Data listing
* * *
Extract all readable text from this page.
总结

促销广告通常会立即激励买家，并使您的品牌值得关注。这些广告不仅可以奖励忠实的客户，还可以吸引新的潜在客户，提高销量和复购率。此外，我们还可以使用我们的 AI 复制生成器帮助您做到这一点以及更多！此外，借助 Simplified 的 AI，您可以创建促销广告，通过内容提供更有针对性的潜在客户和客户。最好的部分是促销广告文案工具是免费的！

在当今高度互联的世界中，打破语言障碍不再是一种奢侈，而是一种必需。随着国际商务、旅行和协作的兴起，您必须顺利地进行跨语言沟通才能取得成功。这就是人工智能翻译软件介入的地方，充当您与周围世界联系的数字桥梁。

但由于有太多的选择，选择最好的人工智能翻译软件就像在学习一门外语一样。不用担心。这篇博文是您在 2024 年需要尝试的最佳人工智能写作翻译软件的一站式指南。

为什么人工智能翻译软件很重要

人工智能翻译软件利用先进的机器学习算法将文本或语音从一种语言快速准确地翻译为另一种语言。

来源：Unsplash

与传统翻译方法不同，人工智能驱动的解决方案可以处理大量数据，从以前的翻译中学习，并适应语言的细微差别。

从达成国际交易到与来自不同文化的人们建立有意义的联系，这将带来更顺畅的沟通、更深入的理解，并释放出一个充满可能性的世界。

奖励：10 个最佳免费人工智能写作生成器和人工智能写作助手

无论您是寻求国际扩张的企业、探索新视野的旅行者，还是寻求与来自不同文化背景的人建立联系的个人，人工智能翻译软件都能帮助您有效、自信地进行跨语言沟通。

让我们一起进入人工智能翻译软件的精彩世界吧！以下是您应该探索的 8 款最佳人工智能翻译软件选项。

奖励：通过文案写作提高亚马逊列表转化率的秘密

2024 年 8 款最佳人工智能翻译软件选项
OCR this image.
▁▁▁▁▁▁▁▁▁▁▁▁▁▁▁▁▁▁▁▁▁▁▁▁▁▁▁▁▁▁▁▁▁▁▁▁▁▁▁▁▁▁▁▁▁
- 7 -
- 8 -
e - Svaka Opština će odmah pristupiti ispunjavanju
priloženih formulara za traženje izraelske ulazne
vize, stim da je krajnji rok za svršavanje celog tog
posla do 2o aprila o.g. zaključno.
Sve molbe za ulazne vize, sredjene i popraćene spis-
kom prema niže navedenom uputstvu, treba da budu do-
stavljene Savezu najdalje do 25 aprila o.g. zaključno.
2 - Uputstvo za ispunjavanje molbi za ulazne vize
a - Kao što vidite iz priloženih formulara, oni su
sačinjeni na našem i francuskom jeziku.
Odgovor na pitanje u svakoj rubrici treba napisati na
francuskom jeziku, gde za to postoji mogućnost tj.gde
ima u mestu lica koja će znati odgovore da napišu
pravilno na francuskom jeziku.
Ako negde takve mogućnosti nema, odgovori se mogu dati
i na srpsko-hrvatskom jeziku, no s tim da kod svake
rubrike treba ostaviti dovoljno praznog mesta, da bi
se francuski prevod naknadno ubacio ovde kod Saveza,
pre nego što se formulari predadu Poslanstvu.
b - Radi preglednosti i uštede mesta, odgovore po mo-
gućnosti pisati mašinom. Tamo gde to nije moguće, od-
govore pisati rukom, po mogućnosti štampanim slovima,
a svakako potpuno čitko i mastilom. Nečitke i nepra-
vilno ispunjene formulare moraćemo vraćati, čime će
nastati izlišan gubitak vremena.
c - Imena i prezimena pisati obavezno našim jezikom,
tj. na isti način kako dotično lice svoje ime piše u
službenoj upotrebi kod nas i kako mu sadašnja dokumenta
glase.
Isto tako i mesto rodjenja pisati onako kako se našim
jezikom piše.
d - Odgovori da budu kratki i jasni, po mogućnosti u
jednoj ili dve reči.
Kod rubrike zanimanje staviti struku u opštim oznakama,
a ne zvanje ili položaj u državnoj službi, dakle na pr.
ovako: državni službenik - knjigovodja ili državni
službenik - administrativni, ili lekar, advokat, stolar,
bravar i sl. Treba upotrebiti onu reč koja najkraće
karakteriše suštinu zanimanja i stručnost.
* * *
Requirement:
Return each line of the data exactly as written above.

Exercise response:
Extract all readable text from this page.
总结

促销广告通常会立即激励买家，并使您的品牌值得关注。这些广告不仅可以奖励忠实的客户，还可以吸引新的潜在客户，提高销量和复购率。此外，我们还可以使用我们的 AI 复制生成器帮助您做到这一点以及更多！此外，借助 Simplified 的 AI，您可以创建促销广告，通过内容提供更有针对性的潜在客户和客户。最好的部分是促销广告文案工具是免费的！

在当今高度互联的世界中，打破语言障碍不再是一种奢侈，而是一种必需。随着国际商务、旅行和协作的兴起，您必须顺利地进行跨语言沟通才能取得成功。这就是人工智能翻译软件介入的地方，充当您与周围世界联系的数字桥梁。

但由于有太多的选择，选择最好的人工智能翻译软件就像在学习一门外语一样。不用担心。这篇博文是您在 2024 年需要尝试的最佳人工智能写作翻译软件的一站式指南。

为什么人工智能翻译软件很重要

人工智能翻译软件利用先进的机器学习算法将文本或语音从一种语言快速准确地翻译为另一种语言。

来源：Unsplash

与传统翻译方法不同，人工智能驱动的解决方案可以处理大量数据，从以前的翻译中学习，并适应语言的细微差别。

从达成国际交易到与来自不同文化的人们建立有意义的联系，这将带来更顺畅的沟通、更深入的理解，并释放出一个充满可能性的世界。

奖励：10 个最佳免费人工智能写作生成器和人工智能写作助手

无论您是寻求国际扩张的企业、探索新视野的旅行者，还是寻求与来自不同文化背景的人建立联系的个人，人工智能翻译软件都能帮助您有效、自信地进行跨语言沟通。

让我们一起进入人工智能翻译软件的精彩世界吧！以下是您应该探索的 8 款最佳人工智能翻译软件选项。

奖励：通过文案写作提高亚马逊列表转化率的秘密

2024 年 8 款最佳人工智能翻译软件选项
OCR this image.
▁▁▁▁▁▁▁▁▁▁▁▁▁▁▁▁▁▁▁▁▁▁▁▁▁▁▁▁▁▁▁▁▁▁▁▁▁▁▁▁▁▁▁▁▁
- 7 -
- 8 -
e - Svaka Opština će odmah pristupiti ispunjavanju
priloženih formulara za traženje izraelske ulazne
vize, stim da je krajnji rok za svršavanje celog tog
posla do 2o aprila o.g. zaključno.
Sve molbe za ulazne vize, sredjene i popraćene spis-
kom prema niže navedenom uputstvu, treba da budu do-
stavljene Savezu najdalje do 25 aprila o.g. zaključno.
2 - Uputstvo za ispunjavanje molbi za ulazne vize
a - Kao što vidite iz priloženih formulara, oni su
sačinjeni na našem i francuskom jeziku.
Odgovor na pitanje u svakoj rubrici treba napisati na
francuskom jeziku, gde za to postoji mogućnost tj.gde
ima u mestu lica koja će znati odgovore da napišu
pravilno na francuskom jeziku.
Ako negde takve mogućnosti nema, odgovori se mogu dati
i na srpsko-hrvatskom jeziku, no s tim da kod svake
rubrike treba ostaviti dovoljno praznog mesta, da bi
se francuski prevod naknadno ubacio ovde kod Saveza,
pre nego što se formulari predadu Poslanstvu.
b - Radi preglednosti i uštede mesta, odgovore po mo-
gućnosti pisati mašinom. Tamo gde to nije moguće, od-
govore pisati rukom, po mogućnosti štampanim slovima,
a svakako potpuno čitko i mastilom. Nečitke i nepra-
vilno ispunjene formulare moraćemo vraćati, čime će
nastati izlišan gubitak vremena.
c - Imena i prezimena pisati obavezno našim jezikom,
tj. na isti način kako dotično lice svoje ime piše u
službenoj upotrebi kod nas i kako mu sadašnja dokumenta
glase.
Isto tako i mesto rodjenja pisati onako kako se našim
jezikom piše.
d - Odgovori da budu kratki i jasni, po mogućnosti u
jednoj ili dve reči.
Kod rubrike zanimanje staviti struku u opštim oznakama,
a ne zvanje ili položaj u državnoj službi, dakle na pr.
ovako: državni službenik - knjigovodja ili državni
službenik - administrativni, ili lekar, advokat, stolar,
bravar i sl. Treba upotrebiti onu reč koja najkraće
karakteriše suštinu zanimanja i stručnost.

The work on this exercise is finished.